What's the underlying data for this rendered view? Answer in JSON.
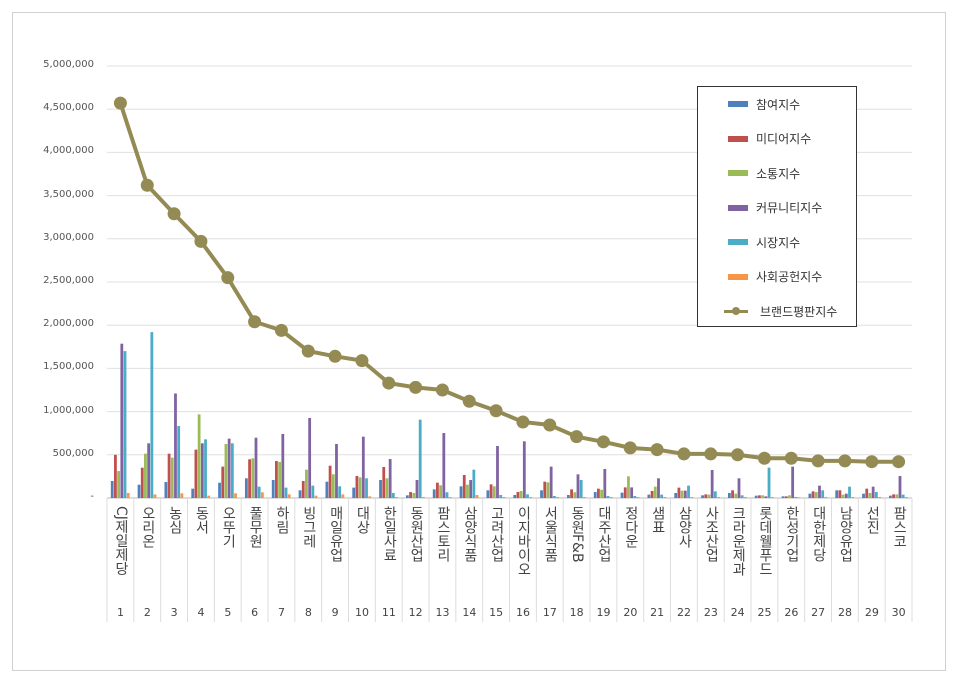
{
  "chart_data": {
    "type": "bar",
    "title": "",
    "xlabel": "",
    "ylabel": "",
    "ylim": [
      0,
      5000000
    ],
    "yticks": [
      "-",
      "500,000",
      "1,000,000",
      "1,500,000",
      "2,000,000",
      "2,500,000",
      "3,000,000",
      "3,500,000",
      "4,000,000",
      "4,500,000",
      "5,000,000"
    ],
    "grid": true,
    "legend_position": "top-right",
    "categories": [
      "CJ제일제당",
      "오리온",
      "농심",
      "동서",
      "오뚜기",
      "풀무원",
      "하림",
      "빙그레",
      "매일유업",
      "대상",
      "한일사료",
      "동원산업",
      "팜스토리",
      "삼양식품",
      "고려산업",
      "이지바이오",
      "서울식품",
      "동원F&B",
      "대주산업",
      "정다운",
      "샘표",
      "삼양사",
      "사조산업",
      "크라운제과",
      "롯데웰푸드",
      "한성기업",
      "대한제당",
      "남양유업",
      "선진",
      "팜스코"
    ],
    "ranks": [
      "1",
      "2",
      "3",
      "4",
      "5",
      "6",
      "7",
      "8",
      "9",
      "10",
      "11",
      "12",
      "13",
      "14",
      "15",
      "16",
      "17",
      "18",
      "19",
      "20",
      "21",
      "22",
      "23",
      "24",
      "25",
      "26",
      "27",
      "28",
      "29",
      "30"
    ],
    "series": [
      {
        "name": "참여지수",
        "type": "bar",
        "color": "#4F81BD",
        "values": [
          197000,
          154000,
          185000,
          108000,
          177000,
          228000,
          208000,
          89000,
          189000,
          120000,
          208000,
          31000,
          100000,
          135000,
          89000,
          35000,
          89000,
          35000,
          69000,
          62000,
          39000,
          58000,
          31000,
          58000,
          27000,
          19000,
          50000,
          89000,
          50000,
          27000
        ]
      },
      {
        "name": "미디어지수",
        "type": "bar",
        "color": "#C0504D",
        "values": [
          500000,
          351000,
          513000,
          560000,
          363000,
          448000,
          428000,
          197000,
          374000,
          255000,
          359000,
          69000,
          177000,
          266000,
          158000,
          69000,
          189000,
          100000,
          108000,
          123000,
          81000,
          120000,
          42000,
          89000,
          31000,
          19000,
          77000,
          89000,
          108000,
          42000
        ]
      },
      {
        "name": "소통지수",
        "type": "bar",
        "color": "#9BBB59",
        "values": [
          312000,
          513000,
          467000,
          968000,
          625000,
          459000,
          417000,
          328000,
          274000,
          239000,
          228000,
          58000,
          147000,
          154000,
          135000,
          81000,
          181000,
          66000,
          96000,
          251000,
          131000,
          85000,
          39000,
          50000,
          31000,
          31000,
          69000,
          39000,
          58000,
          42000
        ]
      },
      {
        "name": "커뮤니티지수",
        "type": "bar",
        "color": "#8064A2",
        "values": [
          1786000,
          633000,
          1210000,
          633000,
          687000,
          698000,
          741000,
          926000,
          625000,
          710000,
          451000,
          208000,
          752000,
          208000,
          602000,
          656000,
          363000,
          274000,
          336000,
          123000,
          228000,
          85000,
          324000,
          228000,
          19000,
          363000,
          143000,
          50000,
          131000,
          255000
        ]
      },
      {
        "name": "시장지수",
        "type": "bar",
        "color": "#4BACC6",
        "values": [
          1700000,
          1920000,
          833000,
          679000,
          633000,
          131000,
          120000,
          143000,
          135000,
          228000,
          58000,
          907000,
          66000,
          328000,
          35000,
          42000,
          23000,
          208000,
          23000,
          23000,
          39000,
          143000,
          77000,
          31000,
          351000,
          12000,
          89000,
          131000,
          69000,
          39000
        ]
      },
      {
        "name": "사회공헌지수",
        "type": "bar",
        "color": "#F79646",
        "values": [
          58000,
          42000,
          54000,
          27000,
          54000,
          66000,
          42000,
          27000,
          42000,
          19000,
          12000,
          12000,
          12000,
          35000,
          12000,
          12000,
          12000,
          12000,
          12000,
          12000,
          12000,
          12000,
          12000,
          12000,
          12000,
          8000,
          12000,
          12000,
          12000,
          12000
        ]
      },
      {
        "name": "브랜드평판지수",
        "type": "line",
        "color": "#948A54",
        "values": [
          4570000,
          3620000,
          3290000,
          2970000,
          2550000,
          2040000,
          1940000,
          1700000,
          1640000,
          1590000,
          1330000,
          1280000,
          1250000,
          1120000,
          1010000,
          880000,
          845000,
          710000,
          650000,
          580000,
          560000,
          510000,
          510000,
          500000,
          460000,
          460000,
          430000,
          430000,
          420000,
          420000
        ]
      }
    ]
  }
}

------

- [WRITTEN INSTRUCTION]: Copy every line above in which the string "name" shows up.

- [RESPONSE FOR THIS EXERCISE]:
        "name": "참여지수",
        "name": "미디어지수",
        "name": "소통지수",
        "name": "커뮤니티지수",
        "name": "시장지수",
        "name": "사회공헌지수",
        "name": "브랜드평판지수",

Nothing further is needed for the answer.